Start of Data in this exercise

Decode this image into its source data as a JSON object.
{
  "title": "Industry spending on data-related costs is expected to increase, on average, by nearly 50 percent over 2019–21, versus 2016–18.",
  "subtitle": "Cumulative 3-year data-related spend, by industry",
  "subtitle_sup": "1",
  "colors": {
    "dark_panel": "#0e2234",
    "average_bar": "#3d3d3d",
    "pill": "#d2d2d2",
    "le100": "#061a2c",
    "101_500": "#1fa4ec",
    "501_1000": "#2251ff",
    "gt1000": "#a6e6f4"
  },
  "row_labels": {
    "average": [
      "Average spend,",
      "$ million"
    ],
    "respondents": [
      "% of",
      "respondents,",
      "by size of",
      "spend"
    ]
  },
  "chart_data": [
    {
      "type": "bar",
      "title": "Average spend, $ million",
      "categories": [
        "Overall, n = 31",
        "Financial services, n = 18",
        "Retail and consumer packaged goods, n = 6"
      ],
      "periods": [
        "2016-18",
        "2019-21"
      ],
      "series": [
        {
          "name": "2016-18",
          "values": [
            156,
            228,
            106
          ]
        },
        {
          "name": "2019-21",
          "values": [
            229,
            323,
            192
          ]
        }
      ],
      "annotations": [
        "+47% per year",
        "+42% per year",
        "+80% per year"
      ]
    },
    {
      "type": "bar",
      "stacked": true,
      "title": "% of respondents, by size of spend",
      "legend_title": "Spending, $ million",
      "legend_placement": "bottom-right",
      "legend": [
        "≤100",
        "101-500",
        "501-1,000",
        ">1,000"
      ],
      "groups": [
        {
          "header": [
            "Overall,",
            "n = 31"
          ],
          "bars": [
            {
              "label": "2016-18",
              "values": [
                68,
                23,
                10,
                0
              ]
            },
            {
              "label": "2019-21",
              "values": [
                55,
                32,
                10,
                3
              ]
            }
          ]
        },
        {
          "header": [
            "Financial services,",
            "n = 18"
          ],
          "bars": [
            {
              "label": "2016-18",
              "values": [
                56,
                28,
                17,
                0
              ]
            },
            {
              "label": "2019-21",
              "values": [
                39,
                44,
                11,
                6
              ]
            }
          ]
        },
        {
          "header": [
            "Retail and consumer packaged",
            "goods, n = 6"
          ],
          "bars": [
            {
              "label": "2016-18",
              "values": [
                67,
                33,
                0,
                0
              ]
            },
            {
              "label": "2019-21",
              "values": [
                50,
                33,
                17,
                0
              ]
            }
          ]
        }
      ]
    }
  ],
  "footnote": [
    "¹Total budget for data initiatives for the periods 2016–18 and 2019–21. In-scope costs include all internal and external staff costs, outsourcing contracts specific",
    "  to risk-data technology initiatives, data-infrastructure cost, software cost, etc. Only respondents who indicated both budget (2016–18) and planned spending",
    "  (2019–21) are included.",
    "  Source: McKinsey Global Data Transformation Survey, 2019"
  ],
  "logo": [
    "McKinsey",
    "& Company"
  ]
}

End of Data in this exercise

The request >> Check each line of the entries above for the word "packaged". List the ones that have it.

Correct answer >>
        "Retail and consumer packaged goods, n = 6"
            "Retail and consumer packaged",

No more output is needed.